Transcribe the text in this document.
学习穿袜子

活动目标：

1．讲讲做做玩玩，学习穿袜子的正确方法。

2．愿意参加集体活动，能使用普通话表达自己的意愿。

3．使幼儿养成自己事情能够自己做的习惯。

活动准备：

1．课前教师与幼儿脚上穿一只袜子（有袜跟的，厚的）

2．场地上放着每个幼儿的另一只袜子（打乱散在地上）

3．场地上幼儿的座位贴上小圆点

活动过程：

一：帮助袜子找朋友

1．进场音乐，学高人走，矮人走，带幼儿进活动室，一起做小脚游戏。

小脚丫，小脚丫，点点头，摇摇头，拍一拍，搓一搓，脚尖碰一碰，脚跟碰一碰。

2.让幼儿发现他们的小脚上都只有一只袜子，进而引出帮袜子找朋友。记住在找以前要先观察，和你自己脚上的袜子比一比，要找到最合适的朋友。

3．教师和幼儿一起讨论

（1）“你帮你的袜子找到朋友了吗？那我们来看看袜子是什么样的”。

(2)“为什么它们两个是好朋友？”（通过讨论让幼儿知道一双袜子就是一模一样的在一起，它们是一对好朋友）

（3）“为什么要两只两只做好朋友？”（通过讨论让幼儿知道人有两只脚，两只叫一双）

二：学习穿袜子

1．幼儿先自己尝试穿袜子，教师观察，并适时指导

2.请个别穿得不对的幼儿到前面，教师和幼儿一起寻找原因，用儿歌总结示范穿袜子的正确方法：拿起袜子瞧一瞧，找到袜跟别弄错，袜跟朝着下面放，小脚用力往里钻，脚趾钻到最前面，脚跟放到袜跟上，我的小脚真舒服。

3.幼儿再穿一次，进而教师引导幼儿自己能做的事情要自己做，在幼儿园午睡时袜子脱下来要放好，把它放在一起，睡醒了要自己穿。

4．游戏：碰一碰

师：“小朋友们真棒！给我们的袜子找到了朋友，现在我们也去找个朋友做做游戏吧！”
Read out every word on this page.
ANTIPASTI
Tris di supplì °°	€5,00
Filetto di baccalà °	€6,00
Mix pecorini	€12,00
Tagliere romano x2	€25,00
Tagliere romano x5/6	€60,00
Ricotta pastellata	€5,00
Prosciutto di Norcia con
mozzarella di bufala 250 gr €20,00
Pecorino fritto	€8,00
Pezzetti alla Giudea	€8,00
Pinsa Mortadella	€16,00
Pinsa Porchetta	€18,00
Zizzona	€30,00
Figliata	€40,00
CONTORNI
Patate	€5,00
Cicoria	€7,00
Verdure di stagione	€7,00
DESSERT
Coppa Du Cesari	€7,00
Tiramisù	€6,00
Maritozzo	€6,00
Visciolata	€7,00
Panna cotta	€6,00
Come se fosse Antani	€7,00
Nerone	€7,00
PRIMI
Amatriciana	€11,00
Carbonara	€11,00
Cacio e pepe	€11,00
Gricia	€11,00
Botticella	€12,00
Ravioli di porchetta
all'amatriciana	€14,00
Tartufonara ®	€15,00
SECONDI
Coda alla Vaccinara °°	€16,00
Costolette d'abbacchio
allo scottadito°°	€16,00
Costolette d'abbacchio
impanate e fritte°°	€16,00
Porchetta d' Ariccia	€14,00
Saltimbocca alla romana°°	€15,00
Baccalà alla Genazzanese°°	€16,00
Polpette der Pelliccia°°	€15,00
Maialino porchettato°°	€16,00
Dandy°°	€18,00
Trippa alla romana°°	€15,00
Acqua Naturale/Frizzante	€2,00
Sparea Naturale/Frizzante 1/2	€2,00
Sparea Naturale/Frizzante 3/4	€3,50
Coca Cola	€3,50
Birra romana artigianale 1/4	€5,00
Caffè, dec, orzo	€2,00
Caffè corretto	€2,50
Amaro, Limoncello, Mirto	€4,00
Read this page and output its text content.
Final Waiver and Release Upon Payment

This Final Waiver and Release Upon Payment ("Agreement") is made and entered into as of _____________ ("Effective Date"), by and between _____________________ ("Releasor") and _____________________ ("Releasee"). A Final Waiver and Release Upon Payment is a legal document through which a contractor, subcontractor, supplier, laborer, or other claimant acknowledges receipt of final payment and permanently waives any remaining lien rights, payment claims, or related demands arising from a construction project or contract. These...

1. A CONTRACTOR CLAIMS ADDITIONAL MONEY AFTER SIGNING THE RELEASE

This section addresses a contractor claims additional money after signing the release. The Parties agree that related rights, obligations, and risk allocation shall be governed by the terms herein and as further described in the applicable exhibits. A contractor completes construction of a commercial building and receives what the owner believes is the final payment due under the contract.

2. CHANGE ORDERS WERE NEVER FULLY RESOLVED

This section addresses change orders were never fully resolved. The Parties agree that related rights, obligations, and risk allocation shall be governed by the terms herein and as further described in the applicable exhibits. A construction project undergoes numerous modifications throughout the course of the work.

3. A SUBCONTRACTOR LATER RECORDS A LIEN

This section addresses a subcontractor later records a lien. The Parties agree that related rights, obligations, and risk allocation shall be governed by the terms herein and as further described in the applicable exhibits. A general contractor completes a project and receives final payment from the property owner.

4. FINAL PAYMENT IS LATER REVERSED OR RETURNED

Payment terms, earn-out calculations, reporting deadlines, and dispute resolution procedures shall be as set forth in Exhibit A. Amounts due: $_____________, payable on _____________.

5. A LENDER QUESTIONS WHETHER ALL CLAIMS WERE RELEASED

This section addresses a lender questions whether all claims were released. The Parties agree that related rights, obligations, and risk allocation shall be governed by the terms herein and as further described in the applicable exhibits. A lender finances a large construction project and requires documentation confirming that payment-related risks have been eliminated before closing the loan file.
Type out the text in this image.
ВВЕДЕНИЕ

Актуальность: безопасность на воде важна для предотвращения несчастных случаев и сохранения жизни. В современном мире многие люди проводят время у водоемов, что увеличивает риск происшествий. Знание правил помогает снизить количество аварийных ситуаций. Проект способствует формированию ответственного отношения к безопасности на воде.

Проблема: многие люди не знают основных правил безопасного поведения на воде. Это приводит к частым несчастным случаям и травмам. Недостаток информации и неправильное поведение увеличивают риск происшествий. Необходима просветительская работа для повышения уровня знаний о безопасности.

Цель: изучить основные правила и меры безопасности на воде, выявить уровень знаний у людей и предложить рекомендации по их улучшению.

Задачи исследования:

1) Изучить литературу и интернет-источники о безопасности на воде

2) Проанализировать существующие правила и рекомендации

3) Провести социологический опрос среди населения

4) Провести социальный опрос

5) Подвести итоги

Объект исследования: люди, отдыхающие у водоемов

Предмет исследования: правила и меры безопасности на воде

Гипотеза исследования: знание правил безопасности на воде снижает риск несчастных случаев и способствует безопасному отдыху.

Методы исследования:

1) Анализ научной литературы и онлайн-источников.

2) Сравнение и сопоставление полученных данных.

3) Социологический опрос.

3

> [DIRECTIVE]:
Give every line of the material again, exactly as it reads.

> [CORRECT ANSWER]:
Transcribe the text in this document.
学习穿袜子

活动目标：

1．讲讲做做玩玩，学习穿袜子的正确方法。

2．愿意参加集体活动，能使用普通话表达自己的意愿。

3．使幼儿养成自己事情能够自己做的习惯。

活动准备：

1．课前教师与幼儿脚上穿一只袜子（有袜跟的，厚的）

2．场地上放着每个幼儿的另一只袜子（打乱散在地上）

3．场地上幼儿的座位贴上小圆点

活动过程：

一：帮助袜子找朋友

1．进场音乐，学高人走，矮人走，带幼儿进活动室，一起做小脚游戏。

小脚丫，小脚丫，点点头，摇摇头，拍一拍，搓一搓，脚尖碰一碰，脚跟碰一碰。

2.让幼儿发现他们的小脚上都只有一只袜子，进而引出帮袜子找朋友。记住在找以前要先观察，和你自己脚上的袜子比一比，要找到最合适的朋友。

3．教师和幼儿一起讨论

（1）“你帮你的袜子找到朋友了吗？那我们来看看袜子是什么样的”。

(2)“为什么它们两个是好朋友？”（通过讨论让幼儿知道一双袜子就是一模一样的在一起，它们是一对好朋友）

（3）“为什么要两只两只做好朋友？”（通过讨论让幼儿知道人有两只脚，两只叫一双）

二：学习穿袜子

1．幼儿先自己尝试穿袜子，教师观察，并适时指导

2.请个别穿得不对的幼儿到前面，教师和幼儿一起寻找原因，用儿歌总结示范穿袜子的正确方法：拿起袜子瞧一瞧，找到袜跟别弄错，袜跟朝着下面放，小脚用力往里钻，脚趾钻到最前面，脚跟放到袜跟上，我的小脚真舒服。

3.幼儿再穿一次，进而教师引导幼儿自己能做的事情要自己做，在幼儿园午睡时袜子脱下来要放好，把它放在一起，睡醒了要自己穿。

4．游戏：碰一碰

师：“小朋友们真棒！给我们的袜子找到了朋友，现在我们也去找个朋友做做游戏吧！”
Read out every word on this page.
ANTIPASTI
Tris di supplì °°	€5,00
Filetto di baccalà °	€6,00
Mix pecorini	€12,00
Tagliere romano x2	€25,00
Tagliere romano x5/6	€60,00
Ricotta pastellata	€5,00
Prosciutto di Norcia con
mozzarella di bufala 250 gr €20,00
Pecorino fritto	€8,00
Pezzetti alla Giudea	€8,00
Pinsa Mortadella	€16,00
Pinsa Porchetta	€18,00
Zizzona	€30,00
Figliata	€40,00
CONTORNI
Patate	€5,00
Cicoria	€7,00
Verdure di stagione	€7,00
DESSERT
Coppa Du Cesari	€7,00
Tiramisù	€6,00
Maritozzo	€6,00
Visciolata	€7,00
Panna cotta	€6,00
Come se fosse Antani	€7,00
Nerone	€7,00
PRIMI
Amatriciana	€11,00
Carbonara	€11,00
Cacio e pepe	€11,00
Gricia	€11,00
Botticella	€12,00
Ravioli di porchetta
all'amatriciana	€14,00
Tartufonara ®	€15,00
SECONDI
Coda alla Vaccinara °°	€16,00
Costolette d'abbacchio
allo scottadito°°	€16,00
Costolette d'abbacchio
impanate e fritte°°	€16,00
Porchetta d' Ariccia	€14,00
Saltimbocca alla romana°°	€15,00
Baccalà alla Genazzanese°°	€16,00
Polpette der Pelliccia°°	€15,00
Maialino porchettato°°	€16,00
Dandy°°	€18,00
Trippa alla romana°°	€15,00
Acqua Naturale/Frizzante	€2,00
Sparea Naturale/Frizzante 1/2	€2,00
Sparea Naturale/Frizzante 3/4	€3,50
Coca Cola	€3,50
Birra romana artigianale 1/4	€5,00
Caffè, dec, orzo	€2,00
Caffè corretto	€2,50
Amaro, Limoncello, Mirto	€4,00
Read this page and output its text content.
Final Waiver and Release Upon Payment

This Final Waiver and Release Upon Payment ("Agreement") is made and entered into as of _____________ ("Effective Date"), by and between _____________________ ("Releasor") and _____________________ ("Releasee"). A Final Waiver and Release Upon Payment is a legal document through which a contractor, subcontractor, supplier, laborer, or other claimant acknowledges receipt of final payment and permanently waives any remaining lien rights, payment claims, or related demands arising from a construction project or contract. These...

1. A CONTRACTOR CLAIMS ADDITIONAL MONEY AFTER SIGNING THE RELEASE

This section addresses a contractor claims additional money after signing the release. The Parties agree that related rights, obligations, and risk allocation shall be governed by the terms herein and as further described in the applicable exhibits. A contractor completes construction of a commercial building and receives what the owner believes is the final payment due under the contract.

2. CHANGE ORDERS WERE NEVER FULLY RESOLVED

This section addresses change orders were never fully resolved. The Parties agree that related rights, obligations, and risk allocation shall be governed by the terms herein and as further described in the applicable exhibits. A construction project undergoes numerous modifications throughout the course of the work.

3. A SUBCONTRACTOR LATER RECORDS A LIEN

This section addresses a subcontractor later records a lien. The Parties agree that related rights, obligations, and risk allocation shall be governed by the terms herein and as further described in the applicable exhibits. A general contractor completes a project and receives final payment from the property owner.

4. FINAL PAYMENT IS LATER REVERSED OR RETURNED

Payment terms, earn-out calculations, reporting deadlines, and dispute resolution procedures shall be as set forth in Exhibit A. Amounts due: $_____________, payable on _____________.

5. A LENDER QUESTIONS WHETHER ALL CLAIMS WERE RELEASED

This section addresses a lender questions whether all claims were released. The Parties agree that related rights, obligations, and risk allocation shall be governed by the terms herein and as further described in the applicable exhibits. A lender finances a large construction project and requires documentation confirming that payment-related risks have been eliminated before closing the loan file.
Type out the text in this image.
ВВЕДЕНИЕ

Актуальность: безопасность на воде важна для предотвращения несчастных случаев и сохранения жизни. В современном мире многие люди проводят время у водоемов, что увеличивает риск происшествий. Знание правил помогает снизить количество аварийных ситуаций. Проект способствует формированию ответственного отношения к безопасности на воде.

Проблема: многие люди не знают основных правил безопасного поведения на воде. Это приводит к частым несчастным случаям и травмам. Недостаток информации и неправильное поведение увеличивают риск происшествий. Необходима просветительская работа для повышения уровня знаний о безопасности.

Цель: изучить основные правила и меры безопасности на воде, выявить уровень знаний у людей и предложить рекомендации по их улучшению.

Задачи исследования:

1) Изучить литературу и интернет-источники о безопасности на воде

2) Проанализировать существующие правила и рекомендации

3) Провести социологический опрос среди населения

4) Провести социальный опрос

5) Подвести итоги

Объект исследования: люди, отдыхающие у водоемов

Предмет исследования: правила и меры безопасности на воде

Гипотеза исследования: знание правил безопасности на воде снижает риск несчастных случаев и способствует безопасному отдыху.

Методы исследования:

1) Анализ научной литературы и онлайн-источников.

2) Сравнение и сопоставление полученных данных.

3) Социологический опрос.

3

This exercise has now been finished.